> **Lines of data**:

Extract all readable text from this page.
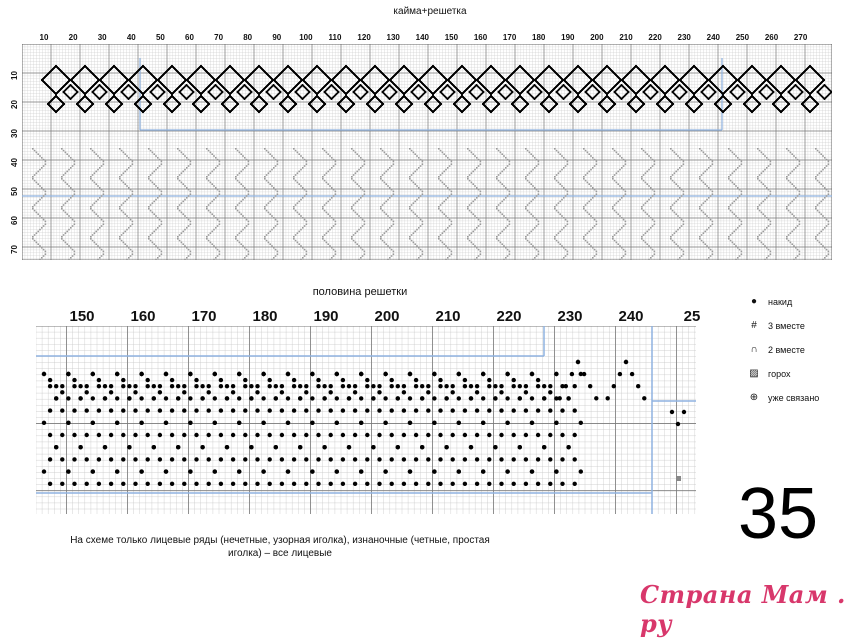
кайма+решетка
10	20	30	40	50	60	70	80	90 100 110 120 130 140 150 160 170 180 190 200 210 220 230 240 250 260 270
10
20
30
40
50
60
70
половина решетки
150 160 170 180 190 200 210 220 230 240	25
●	накид
#	3 вместе
∩ 2 вместе
▨ горох
⊕ уже связано
35
На схеме только лицевые ряды (нечетные, узорная иголка), изнаночные (четные, простая иголка) – все лицевые
Страна Мам . ру
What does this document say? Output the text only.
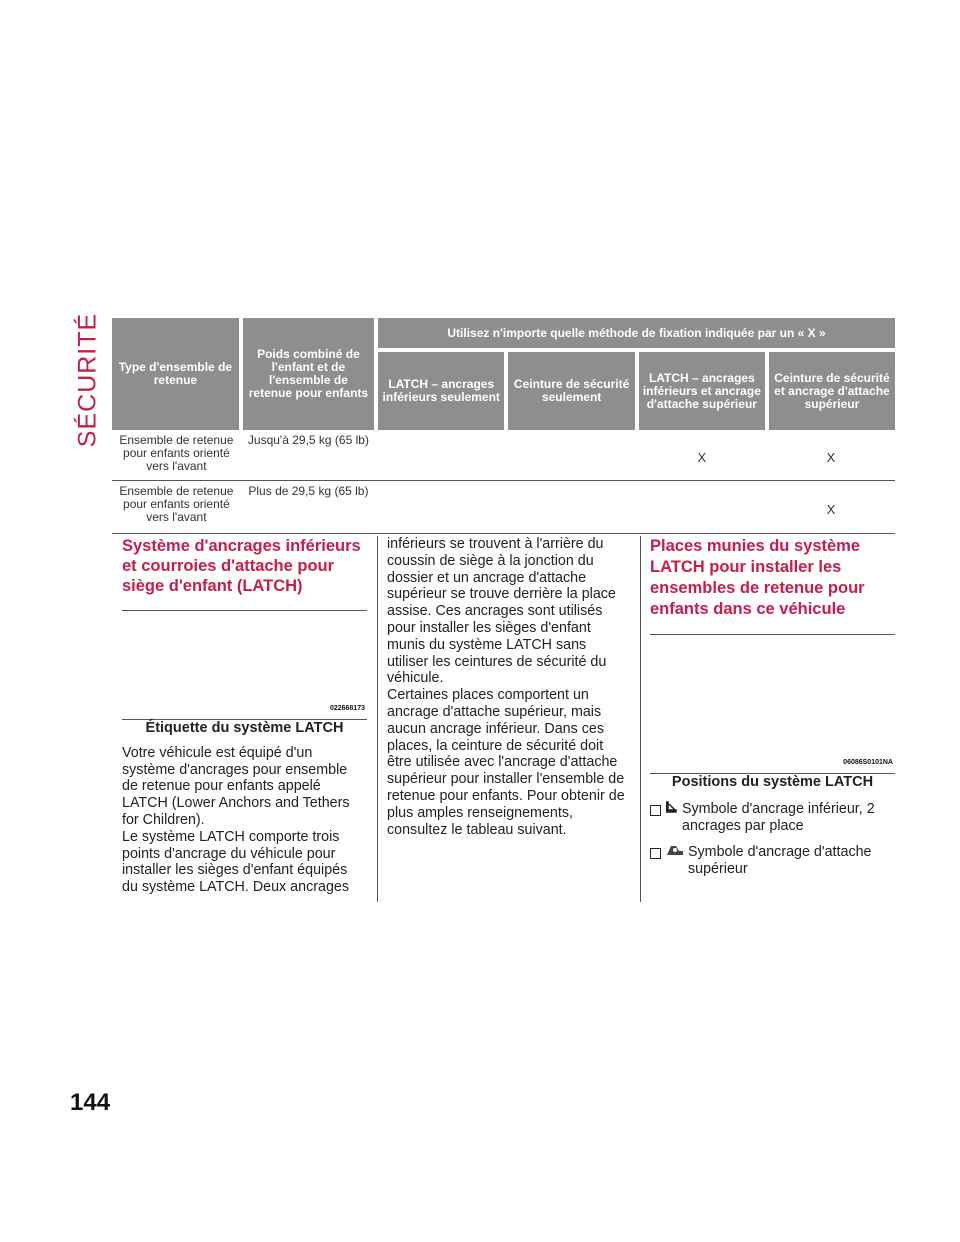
SÉCURITÉ Type d'ensemble de retenue	Poids combiné de l'enfant et de l'ensemble de retenue pour enfants	Utilisez n'importe quelle méthode de fixation indiquée par un « X »			
		LATCH – ancrages inférieurs seulement	Ceinture de sécurité seulement	LATCH – ancrages inférieurs et ancrage d'attache supérieur	Ceinture de sécurité et ancrage d'attache supérieur
Ensemble de retenue pour enfants orienté vers l'avant	Jusqu'à 29,5 kg (65 lb)			X	X
Ensemble de retenue pour enfants orienté vers l'avant	Plus de 29,5 kg (65 lb)				X
Système d'ancrages inférieurs et courroies d'attache pour siège d'enfant (LATCH)
022668173

Étiquette du système LATCH

Votre véhicule est équipé d'un système d'ancrages pour ensemble de retenue pour enfants appelé LATCH (Lower Anchors and Tethers for Children).

Le système LATCH comporte trois points d'ancrage du véhicule pour installer les sièges d'enfant équipés du système LATCH. Deux ancrages

inférieurs se trouvent à l'arrière du coussin de siège à la jonction du dossier et un ancrage d'attache supérieur se trouve derrière la place assise. Ces ancrages sont utilisés pour installer les sièges d'enfant munis du système LATCH sans utiliser les ceintures de sécurité du véhicule.

Certaines places comportent un ancrage d'attache supérieur, mais aucun ancrage inférieur. Dans ces places, la ceinture de sécurité doit être utilisée avec l'ancrage d'attache supérieur pour installer l'ensemble de retenue pour enfants. Pour obtenir de plus amples renseignements, consultez le tableau suivant.

Places munies du système LATCH pour installer les ensembles de retenue pour enfants dans ce véhicule
06086S0101NA

Positions du système LATCH

Symbole d'ancrage inférieur, 2 ancrages par place
Symbole d'ancrage d'attache supérieur
144
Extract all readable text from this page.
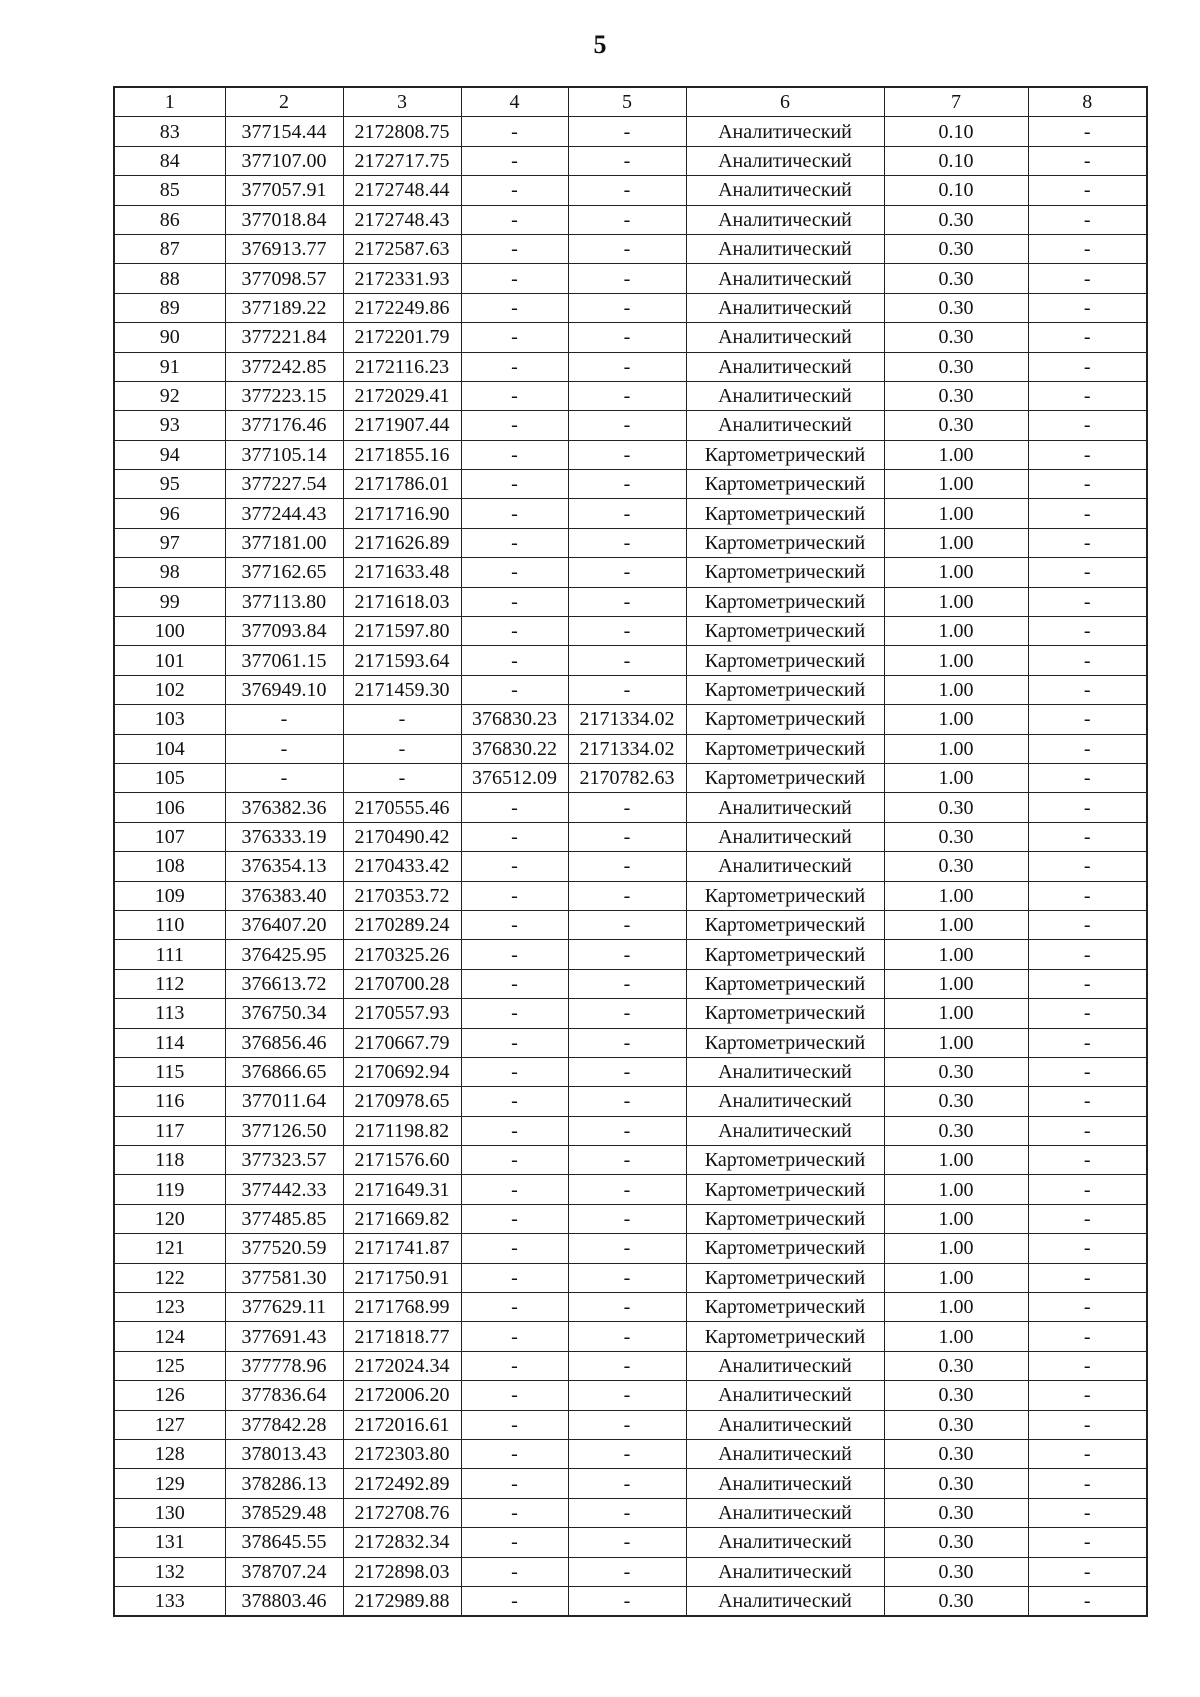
5
1	2	3	4	5	6	7	8
83	377154.44	2172808.75	-	-	Аналитический	0.10	-
84	377107.00	2172717.75	-	-	Аналитический	0.10	-
85	377057.91	2172748.44	-	-	Аналитический	0.10	-
86	377018.84	2172748.43	-	-	Аналитический	0.30	-
87	376913.77	2172587.63	-	-	Аналитический	0.30	-
88	377098.57	2172331.93	-	-	Аналитический	0.30	-
89	377189.22	2172249.86	-	-	Аналитический	0.30	-
90	377221.84	2172201.79	-	-	Аналитический	0.30	-
91	377242.85	2172116.23	-	-	Аналитический	0.30	-
92	377223.15	2172029.41	-	-	Аналитический	0.30	-
93	377176.46	2171907.44	-	-	Аналитический	0.30	-
94	377105.14	2171855.16	-	-	Картометрический	1.00	-
95	377227.54	2171786.01	-	-	Картометрический	1.00	-
96	377244.43	2171716.90	-	-	Картометрический	1.00	-
97	377181.00	2171626.89	-	-	Картометрический	1.00	-
98	377162.65	2171633.48	-	-	Картометрический	1.00	-
99	377113.80	2171618.03	-	-	Картометрический	1.00	-
100	377093.84	2171597.80	-	-	Картометрический	1.00	-
101	377061.15	2171593.64	-	-	Картометрический	1.00	-
102	376949.10	2171459.30	-	-	Картометрический	1.00	-
103	-	-	376830.23	2171334.02	Картометрический	1.00	-
104	-	-	376830.22	2171334.02	Картометрический	1.00	-
105	-	-	376512.09	2170782.63	Картометрический	1.00	-
106	376382.36	2170555.46	-	-	Аналитический	0.30	-
107	376333.19	2170490.42	-	-	Аналитический	0.30	-
108	376354.13	2170433.42	-	-	Аналитический	0.30	-
109	376383.40	2170353.72	-	-	Картометрический	1.00	-
110	376407.20	2170289.24	-	-	Картометрический	1.00	-
111	376425.95	2170325.26	-	-	Картометрический	1.00	-
112	376613.72	2170700.28	-	-	Картометрический	1.00	-
113	376750.34	2170557.93	-	-	Картометрический	1.00	-
114	376856.46	2170667.79	-	-	Картометрический	1.00	-
115	376866.65	2170692.94	-	-	Аналитический	0.30	-
116	377011.64	2170978.65	-	-	Аналитический	0.30	-
117	377126.50	2171198.82	-	-	Аналитический	0.30	-
118	377323.57	2171576.60	-	-	Картометрический	1.00	-
119	377442.33	2171649.31	-	-	Картометрический	1.00	-
120	377485.85	2171669.82	-	-	Картометрический	1.00	-
121	377520.59	2171741.87	-	-	Картометрический	1.00	-
122	377581.30	2171750.91	-	-	Картометрический	1.00	-
123	377629.11	2171768.99	-	-	Картометрический	1.00	-
124	377691.43	2171818.77	-	-	Картометрический	1.00	-
125	377778.96	2172024.34	-	-	Аналитический	0.30	-
126	377836.64	2172006.20	-	-	Аналитический	0.30	-
127	377842.28	2172016.61	-	-	Аналитический	0.30	-
128	378013.43	2172303.80	-	-	Аналитический	0.30	-
129	378286.13	2172492.89	-	-	Аналитический	0.30	-
130	378529.48	2172708.76	-	-	Аналитический	0.30	-
131	378645.55	2172832.34	-	-	Аналитический	0.30	-
132	378707.24	2172898.03	-	-	Аналитический	0.30	-
133	378803.46	2172989.88	-	-	Аналитический	0.30	-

> **Aim of the task**: Return each line in the records that holds the string "sièges".

> **The output**:
Le système LATCH comporte trois points d'ancrage du véhicule pour installer les sièges d'enfant équipés du système LATCH. Deux ancrages
inférieurs se trouvent à l'arrière du coussin de siège à la jonction du dossier et un ancrage d'attache supérieur se trouve derrière la place assise. Ces ancrages sont utilisés pour installer les sièges d'enfant munis du système LATCH sans utiliser les ceintures de sécurité du véhicule.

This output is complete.